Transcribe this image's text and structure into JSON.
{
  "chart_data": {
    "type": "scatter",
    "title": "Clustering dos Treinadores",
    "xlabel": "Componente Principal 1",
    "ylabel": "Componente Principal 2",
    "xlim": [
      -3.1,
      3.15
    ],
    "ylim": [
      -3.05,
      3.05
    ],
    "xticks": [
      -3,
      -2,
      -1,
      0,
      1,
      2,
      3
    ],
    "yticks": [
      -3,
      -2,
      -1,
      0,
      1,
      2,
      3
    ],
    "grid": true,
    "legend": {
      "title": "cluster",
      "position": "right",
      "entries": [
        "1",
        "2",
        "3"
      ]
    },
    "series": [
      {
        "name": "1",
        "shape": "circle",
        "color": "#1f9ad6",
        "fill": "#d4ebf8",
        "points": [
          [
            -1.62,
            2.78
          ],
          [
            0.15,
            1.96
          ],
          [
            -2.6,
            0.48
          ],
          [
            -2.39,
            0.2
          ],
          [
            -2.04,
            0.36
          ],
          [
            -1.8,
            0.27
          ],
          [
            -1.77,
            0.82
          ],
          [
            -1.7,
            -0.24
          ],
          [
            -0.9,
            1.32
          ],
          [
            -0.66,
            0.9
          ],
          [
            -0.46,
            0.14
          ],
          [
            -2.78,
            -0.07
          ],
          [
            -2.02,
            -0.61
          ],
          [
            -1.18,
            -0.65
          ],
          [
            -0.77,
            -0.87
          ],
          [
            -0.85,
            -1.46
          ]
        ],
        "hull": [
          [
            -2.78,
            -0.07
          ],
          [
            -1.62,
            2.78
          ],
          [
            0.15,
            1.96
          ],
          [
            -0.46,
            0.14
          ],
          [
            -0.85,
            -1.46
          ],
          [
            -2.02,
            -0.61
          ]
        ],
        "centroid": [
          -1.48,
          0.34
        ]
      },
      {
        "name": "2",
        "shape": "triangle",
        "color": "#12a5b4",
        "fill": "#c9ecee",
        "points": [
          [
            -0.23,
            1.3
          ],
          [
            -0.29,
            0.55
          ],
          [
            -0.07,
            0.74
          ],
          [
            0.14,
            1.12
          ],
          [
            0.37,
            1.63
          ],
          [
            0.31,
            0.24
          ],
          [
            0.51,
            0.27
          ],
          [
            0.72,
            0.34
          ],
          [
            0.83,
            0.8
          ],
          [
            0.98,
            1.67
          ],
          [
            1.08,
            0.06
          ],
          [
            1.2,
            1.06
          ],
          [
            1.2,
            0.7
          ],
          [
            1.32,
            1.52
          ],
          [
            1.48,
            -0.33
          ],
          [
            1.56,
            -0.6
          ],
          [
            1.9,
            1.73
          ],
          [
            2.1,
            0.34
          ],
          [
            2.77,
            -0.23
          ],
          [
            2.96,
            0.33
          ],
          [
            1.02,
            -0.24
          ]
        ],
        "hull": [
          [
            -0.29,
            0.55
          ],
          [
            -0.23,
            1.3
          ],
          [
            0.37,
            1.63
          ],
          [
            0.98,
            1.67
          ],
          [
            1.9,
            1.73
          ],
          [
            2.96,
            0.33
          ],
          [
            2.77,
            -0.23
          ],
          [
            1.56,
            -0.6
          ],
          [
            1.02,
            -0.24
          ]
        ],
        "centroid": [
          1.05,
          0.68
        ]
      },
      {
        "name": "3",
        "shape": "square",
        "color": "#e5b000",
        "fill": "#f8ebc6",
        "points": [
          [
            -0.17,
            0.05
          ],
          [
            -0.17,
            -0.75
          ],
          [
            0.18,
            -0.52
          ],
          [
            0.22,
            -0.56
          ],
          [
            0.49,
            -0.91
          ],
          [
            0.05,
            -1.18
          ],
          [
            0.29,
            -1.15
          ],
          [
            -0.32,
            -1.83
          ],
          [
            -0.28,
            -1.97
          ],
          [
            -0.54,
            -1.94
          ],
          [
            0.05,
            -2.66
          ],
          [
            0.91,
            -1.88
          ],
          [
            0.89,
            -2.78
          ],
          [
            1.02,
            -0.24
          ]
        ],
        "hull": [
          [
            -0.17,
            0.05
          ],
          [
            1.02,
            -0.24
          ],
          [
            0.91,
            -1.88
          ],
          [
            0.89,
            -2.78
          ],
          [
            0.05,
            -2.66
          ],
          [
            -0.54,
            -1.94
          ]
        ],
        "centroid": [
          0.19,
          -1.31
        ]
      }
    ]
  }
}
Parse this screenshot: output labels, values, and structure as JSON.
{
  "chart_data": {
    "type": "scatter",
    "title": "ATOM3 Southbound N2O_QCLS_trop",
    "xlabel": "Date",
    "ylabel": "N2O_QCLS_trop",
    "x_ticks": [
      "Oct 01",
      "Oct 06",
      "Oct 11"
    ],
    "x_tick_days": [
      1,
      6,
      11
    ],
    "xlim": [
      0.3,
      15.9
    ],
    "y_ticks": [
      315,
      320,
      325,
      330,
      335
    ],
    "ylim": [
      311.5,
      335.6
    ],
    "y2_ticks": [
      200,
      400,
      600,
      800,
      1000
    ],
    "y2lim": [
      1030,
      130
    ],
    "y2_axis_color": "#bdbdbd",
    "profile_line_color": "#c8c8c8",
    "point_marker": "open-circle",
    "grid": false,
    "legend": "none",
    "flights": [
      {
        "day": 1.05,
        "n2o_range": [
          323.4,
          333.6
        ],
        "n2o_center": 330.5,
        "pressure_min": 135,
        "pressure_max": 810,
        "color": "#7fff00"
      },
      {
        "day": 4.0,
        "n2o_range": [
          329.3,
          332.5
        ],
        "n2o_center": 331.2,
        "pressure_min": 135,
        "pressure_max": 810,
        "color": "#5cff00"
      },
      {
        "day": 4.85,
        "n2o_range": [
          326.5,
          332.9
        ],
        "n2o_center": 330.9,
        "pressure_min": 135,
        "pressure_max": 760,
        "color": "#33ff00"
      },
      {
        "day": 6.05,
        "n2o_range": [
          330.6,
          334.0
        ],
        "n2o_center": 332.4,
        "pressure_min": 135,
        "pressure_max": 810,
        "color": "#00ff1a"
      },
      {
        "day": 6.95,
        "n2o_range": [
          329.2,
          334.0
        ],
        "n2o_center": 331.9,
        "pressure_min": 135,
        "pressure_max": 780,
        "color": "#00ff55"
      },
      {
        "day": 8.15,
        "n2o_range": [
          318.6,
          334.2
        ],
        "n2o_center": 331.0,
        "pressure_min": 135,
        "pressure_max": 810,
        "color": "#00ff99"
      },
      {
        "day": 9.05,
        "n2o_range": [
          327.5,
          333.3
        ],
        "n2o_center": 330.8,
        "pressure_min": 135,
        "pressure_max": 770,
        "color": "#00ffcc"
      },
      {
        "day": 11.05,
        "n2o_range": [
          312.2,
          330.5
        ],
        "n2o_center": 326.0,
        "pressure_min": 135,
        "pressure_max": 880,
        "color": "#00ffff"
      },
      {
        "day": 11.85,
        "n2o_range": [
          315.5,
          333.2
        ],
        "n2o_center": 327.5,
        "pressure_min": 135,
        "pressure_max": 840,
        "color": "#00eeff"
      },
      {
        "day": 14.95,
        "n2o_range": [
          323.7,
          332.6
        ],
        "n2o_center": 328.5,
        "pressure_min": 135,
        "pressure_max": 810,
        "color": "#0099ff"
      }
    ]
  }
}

━━━━

### GIVEN EXERCISE
Without omitting anything, output the entries exactly.

### FINISHED EXERCISE
Transcribe this image's text and structure into JSON.
{
  "chart_data": {
    "type": "scatter",
    "title": "Clustering dos Treinadores",
    "xlabel": "Componente Principal 1",
    "ylabel": "Componente Principal 2",
    "xlim": [
      -3.1,
      3.15
    ],
    "ylim": [
      -3.05,
      3.05
    ],
    "xticks": [
      -3,
      -2,
      -1,
      0,
      1,
      2,
      3
    ],
    "yticks": [
      -3,
      -2,
      -1,
      0,
      1,
      2,
      3
    ],
    "grid": true,
    "legend": {
      "title": "cluster",
      "position": "right",
      "entries": [
        "1",
        "2",
        "3"
      ]
    },
    "series": [
      {
        "name": "1",
        "shape": "circle",
        "color": "#1f9ad6",
        "fill": "#d4ebf8",
        "points": [
          [
            -1.62,
            2.78
          ],
          [
            0.15,
            1.96
          ],
          [
            -2.6,
            0.48
          ],
          [
            -2.39,
            0.2
          ],
          [
            -2.04,
            0.36
          ],
          [
            -1.8,
            0.27
          ],
          [
            -1.77,
            0.82
          ],
          [
            -1.7,
            -0.24
          ],
          [
            -0.9,
            1.32
          ],
          [
            -0.66,
            0.9
          ],
          [
            -0.46,
            0.14
          ],
          [
            -2.78,
            -0.07
          ],
          [
            -2.02,
            -0.61
          ],
          [
            -1.18,
            -0.65
          ],
          [
            -0.77,
            -0.87
          ],
          [
            -0.85,
            -1.46
          ]
        ],
        "hull": [
          [
            -2.78,
            -0.07
          ],
          [
            -1.62,
            2.78
          ],
          [
            0.15,
            1.96
          ],
          [
            -0.46,
            0.14
          ],
          [
            -0.85,
            -1.46
          ],
          [
            -2.02,
            -0.61
          ]
        ],
        "centroid": [
          -1.48,
          0.34
        ]
      },
      {
        "name": "2",
        "shape": "triangle",
        "color": "#12a5b4",
        "fill": "#c9ecee",
        "points": [
          [
            -0.23,
            1.3
          ],
          [
            -0.29,
            0.55
          ],
          [
            -0.07,
            0.74
          ],
          [
            0.14,
            1.12
          ],
          [
            0.37,
            1.63
          ],
          [
            0.31,
            0.24
          ],
          [
            0.51,
            0.27
          ],
          [
            0.72,
            0.34
          ],
          [
            0.83,
            0.8
          ],
          [
            0.98,
            1.67
          ],
          [
            1.08,
            0.06
          ],
          [
            1.2,
            1.06
          ],
          [
            1.2,
            0.7
          ],
          [
            1.32,
            1.52
          ],
          [
            1.48,
            -0.33
          ],
          [
            1.56,
            -0.6
          ],
          [
            1.9,
            1.73
          ],
          [
            2.1,
            0.34
          ],
          [
            2.77,
            -0.23
          ],
          [
            2.96,
            0.33
          ],
          [
            1.02,
            -0.24
          ]
        ],
        "hull": [
          [
            -0.29,
            0.55
          ],
          [
            -0.23,
            1.3
          ],
          [
            0.37,
            1.63
          ],
          [
            0.98,
            1.67
          ],
          [
            1.9,
            1.73
          ],
          [
            2.96,
            0.33
          ],
          [
            2.77,
            -0.23
          ],
          [
            1.56,
            -0.6
          ],
          [
            1.02,
            -0.24
          ]
        ],
        "centroid": [
          1.05,
          0.68
        ]
      },
      {
        "name": "3",
        "shape": "square",
        "color": "#e5b000",
        "fill": "#f8ebc6",
        "points": [
          [
            -0.17,
            0.05
          ],
          [
            -0.17,
            -0.75
          ],
          [
            0.18,
            -0.52
          ],
          [
            0.22,
            -0.56
          ],
          [
            0.49,
            -0.91
          ],
          [
            0.05,
            -1.18
          ],
          [
            0.29,
            -1.15
          ],
          [
            -0.32,
            -1.83
          ],
          [
            -0.28,
            -1.97
          ],
          [
            -0.54,
            -1.94
          ],
          [
            0.05,
            -2.66
          ],
          [
            0.91,
            -1.88
          ],
          [
            0.89,
            -2.78
          ],
          [
            1.02,
            -0.24
          ]
        ],
        "hull": [
          [
            -0.17,
            0.05
          ],
          [
            1.02,
            -0.24
          ],
          [
            0.91,
            -1.88
          ],
          [
            0.89,
            -2.78
          ],
          [
            0.05,
            -2.66
          ],
          [
            -0.54,
            -1.94
          ]
        ],
        "centroid": [
          0.19,
          -1.31
        ]
      }
    ]
  }
}
Parse this screenshot: output labels, values, and structure as JSON.
{
  "chart_data": {
    "type": "scatter",
    "title": "ATOM3 Southbound N2O_QCLS_trop",
    "xlabel": "Date",
    "ylabel": "N2O_QCLS_trop",
    "x_ticks": [
      "Oct 01",
      "Oct 06",
      "Oct 11"
    ],
    "x_tick_days": [
      1,
      6,
      11
    ],
    "xlim": [
      0.3,
      15.9
    ],
    "y_ticks": [
      315,
      320,
      325,
      330,
      335
    ],
    "ylim": [
      311.5,
      335.6
    ],
    "y2_ticks": [
      200,
      400,
      600,
      800,
      1000
    ],
    "y2lim": [
      1030,
      130
    ],
    "y2_axis_color": "#bdbdbd",
    "profile_line_color": "#c8c8c8",
    "point_marker": "open-circle",
    "grid": false,
    "legend": "none",
    "flights": [
      {
        "day": 1.05,
        "n2o_range": [
          323.4,
          333.6
        ],
        "n2o_center": 330.5,
        "pressure_min": 135,
        "pressure_max": 810,
        "color": "#7fff00"
      },
      {
        "day": 4.0,
        "n2o_range": [
          329.3,
          332.5
        ],
        "n2o_center": 331.2,
        "pressure_min": 135,
        "pressure_max": 810,
        "color": "#5cff00"
      },
      {
        "day": 4.85,
        "n2o_range": [
          326.5,
          332.9
        ],
        "n2o_center": 330.9,
        "pressure_min": 135,
        "pressure_max": 760,
        "color": "#33ff00"
      },
      {
        "day": 6.05,
        "n2o_range": [
          330.6,
          334.0
        ],
        "n2o_center": 332.4,
        "pressure_min": 135,
        "pressure_max": 810,
        "color": "#00ff1a"
      },
      {
        "day": 6.95,
        "n2o_range": [
          329.2,
          334.0
        ],
        "n2o_center": 331.9,
        "pressure_min": 135,
        "pressure_max": 780,
        "color": "#00ff55"
      },
      {
        "day": 8.15,
        "n2o_range": [
          318.6,
          334.2
        ],
        "n2o_center": 331.0,
        "pressure_min": 135,
        "pressure_max": 810,
        "color": "#00ff99"
      },
      {
        "day": 9.05,
        "n2o_range": [
          327.5,
          333.3
        ],
        "n2o_center": 330.8,
        "pressure_min": 135,
        "pressure_max": 770,
        "color": "#00ffcc"
      },
      {
        "day": 11.05,
        "n2o_range": [
          312.2,
          330.5
        ],
        "n2o_center": 326.0,
        "pressure_min": 135,
        "pressure_max": 880,
        "color": "#00ffff"
      },
      {
        "day": 11.85,
        "n2o_range": [
          315.5,
          333.2
        ],
        "n2o_center": 327.5,
        "pressure_min": 135,
        "pressure_max": 840,
        "color": "#00eeff"
      },
      {
        "day": 14.95,
        "n2o_range": [
          323.7,
          332.6
        ],
        "n2o_center": 328.5,
        "pressure_min": 135,
        "pressure_max": 810,
        "color": "#0099ff"
      }
    ]
  }
}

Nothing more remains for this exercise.